In the review, why does Tynisa's estranged father hate her? Answer in one to three sentences.

— Start Document passage —

Author Adrian Tchaikovsky really likes insects, so each humanoid kinden (clan, more or less) takes its essential nature from a different kind of insect. Stenwald and Cheerwell are Beetles, for example, Tisamon is a Mantis and Prince-minor Salma is a Dragonfly. Each kinden has a talent or specialty: some can fly, some are covered in barbs, and the Wasps can fire bolts of energy from their hands.
You may wonder: “how is it that the kinden remain so distinct? Wouldn’t there be intermarriages?” Yes, there are, but they are rare, thanks to racism. Which is nigh-universal and vicious. Both Totho and Tynisa are mixed-kinden. In Totho’s case, his companions pat themselves on the back for treating him like a person, although they probably would not bother if he didn’t happen to be an exceptionally talented artificer. Tynisa is half-Spider and half-Mantis. Her estranged father hates her, because she looks like her mother and because her very existence proves that he violated rules against miscegenation.
A second feature of Tchaikovsky’s odd world is that magic and mechanism are inherently opposed. A mind that can wield the arcane arts is unable to understand the simplest machine. A magic-user might be able rip out souls, but they would not be able to understand the workings of a doorknob. The opposite also appears to be true of the Apt, as the machine-using kinden call themselves. They are so unable to comprehend magic that when faced with it, they decide that it must be mere trickery. Given that Eldritch Horrors do exist and are something one could encounter while out camping, inability to accept the reality of magic is a potentially lethal blind-spot.
As for the political setting: this is essentially a secondary-world, fantasy, steam-punk take on what might have happened had the Mongol Army faced off against the Greek city states (ed: Sounds more like Persians versus Greeks.) In this world, technology does not make sense: people are still using cross-bows and swords, but there are also trains, airplanes and zeppelins. (Well, yeah, that’s the sort of thing I notice.)
One might read this as another “free West versus the evil East” adventure, but there are nuances. The Empire and its ways are terrible, but some of its officers flirt with being … well, good is an overstatement, but they do have morals. It is just that they do what they admit is evil in the service of what they see as the greater good. They’re not just all-conquering barbarians. They’re all conquering barbarians with a tendency toward self-justification,
Moreover, the Lowlands and the Commonweal to their north are not exactly the good guys. Institutionalized racism, for one thing. Also, while they eschew the overt slavery practiced by the Wasps, the Lowlanders are more than happy to exploit their working classes. Their rich cheerfully sell out to the Wasps. And … the magic users of the Commonweal are wilfully blind to the idea that anything new could be significant1.

— End Document passage —
— Start Record list —

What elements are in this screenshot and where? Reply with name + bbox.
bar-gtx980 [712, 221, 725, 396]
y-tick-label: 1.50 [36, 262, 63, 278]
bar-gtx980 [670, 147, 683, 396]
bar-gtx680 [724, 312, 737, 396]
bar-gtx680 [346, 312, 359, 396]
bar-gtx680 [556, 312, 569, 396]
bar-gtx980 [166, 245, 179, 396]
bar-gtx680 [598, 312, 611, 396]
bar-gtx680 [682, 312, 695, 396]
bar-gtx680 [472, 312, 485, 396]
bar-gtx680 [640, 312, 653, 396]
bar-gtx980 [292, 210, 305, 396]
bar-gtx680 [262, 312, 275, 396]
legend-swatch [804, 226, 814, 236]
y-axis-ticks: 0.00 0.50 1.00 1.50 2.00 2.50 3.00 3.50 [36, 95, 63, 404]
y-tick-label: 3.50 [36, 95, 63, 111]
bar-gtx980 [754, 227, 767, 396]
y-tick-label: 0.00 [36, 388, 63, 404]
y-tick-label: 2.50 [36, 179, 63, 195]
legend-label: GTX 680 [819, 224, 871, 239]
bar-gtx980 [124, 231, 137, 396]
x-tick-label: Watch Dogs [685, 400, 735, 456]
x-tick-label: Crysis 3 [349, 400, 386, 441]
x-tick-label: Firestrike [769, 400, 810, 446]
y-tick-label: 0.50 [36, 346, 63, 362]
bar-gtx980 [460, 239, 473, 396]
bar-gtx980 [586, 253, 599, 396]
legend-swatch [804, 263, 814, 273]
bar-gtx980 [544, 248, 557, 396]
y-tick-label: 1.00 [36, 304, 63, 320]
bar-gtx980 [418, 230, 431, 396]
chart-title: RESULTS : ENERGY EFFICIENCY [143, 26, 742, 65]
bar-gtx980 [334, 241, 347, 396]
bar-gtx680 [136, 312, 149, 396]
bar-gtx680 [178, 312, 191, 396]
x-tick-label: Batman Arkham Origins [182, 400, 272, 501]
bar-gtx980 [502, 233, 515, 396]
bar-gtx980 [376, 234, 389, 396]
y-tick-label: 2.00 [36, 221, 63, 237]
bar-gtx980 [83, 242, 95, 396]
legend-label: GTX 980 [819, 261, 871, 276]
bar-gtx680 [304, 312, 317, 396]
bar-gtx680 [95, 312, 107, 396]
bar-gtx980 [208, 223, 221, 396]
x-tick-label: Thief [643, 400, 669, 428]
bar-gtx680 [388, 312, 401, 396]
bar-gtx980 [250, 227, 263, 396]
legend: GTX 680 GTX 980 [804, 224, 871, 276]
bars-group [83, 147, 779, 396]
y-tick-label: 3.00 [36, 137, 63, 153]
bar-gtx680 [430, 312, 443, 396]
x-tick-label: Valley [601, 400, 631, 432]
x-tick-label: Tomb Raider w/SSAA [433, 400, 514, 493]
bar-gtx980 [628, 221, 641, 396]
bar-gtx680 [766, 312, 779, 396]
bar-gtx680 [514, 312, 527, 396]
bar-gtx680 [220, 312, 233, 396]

— End Record list —

■ Final result: He hates her because she looks like her mother and because her very existence proves that he violated the rules against miscegenation.